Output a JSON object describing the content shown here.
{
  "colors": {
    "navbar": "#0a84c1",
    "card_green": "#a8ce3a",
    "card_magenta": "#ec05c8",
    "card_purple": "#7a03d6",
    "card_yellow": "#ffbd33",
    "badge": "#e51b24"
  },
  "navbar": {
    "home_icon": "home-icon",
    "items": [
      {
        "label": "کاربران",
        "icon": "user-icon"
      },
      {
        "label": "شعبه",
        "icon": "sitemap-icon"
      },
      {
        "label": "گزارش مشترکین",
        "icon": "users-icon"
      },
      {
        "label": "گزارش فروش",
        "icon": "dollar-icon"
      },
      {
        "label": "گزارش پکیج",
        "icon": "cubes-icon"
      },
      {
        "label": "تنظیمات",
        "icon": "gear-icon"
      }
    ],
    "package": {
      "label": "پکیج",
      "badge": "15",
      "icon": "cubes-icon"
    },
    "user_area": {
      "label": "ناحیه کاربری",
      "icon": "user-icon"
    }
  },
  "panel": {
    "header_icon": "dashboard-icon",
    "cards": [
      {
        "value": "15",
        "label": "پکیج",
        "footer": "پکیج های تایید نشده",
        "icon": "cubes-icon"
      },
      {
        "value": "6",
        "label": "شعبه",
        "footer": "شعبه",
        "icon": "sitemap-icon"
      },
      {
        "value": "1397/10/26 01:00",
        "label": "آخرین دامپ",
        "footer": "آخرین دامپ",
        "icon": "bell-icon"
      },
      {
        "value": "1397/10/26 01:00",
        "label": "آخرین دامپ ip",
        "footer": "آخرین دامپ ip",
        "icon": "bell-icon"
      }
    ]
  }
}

━━━━━━━━━━━━━━━━━━━━━━━━━━━━━━

Extract every line above containing the word "پکیج".

__Result of this task__:
        "label": "گزارش پکیج",
      "label": "پکیج",
        "label": "پکیج",
        "footer": "پکیج های تایید نشده",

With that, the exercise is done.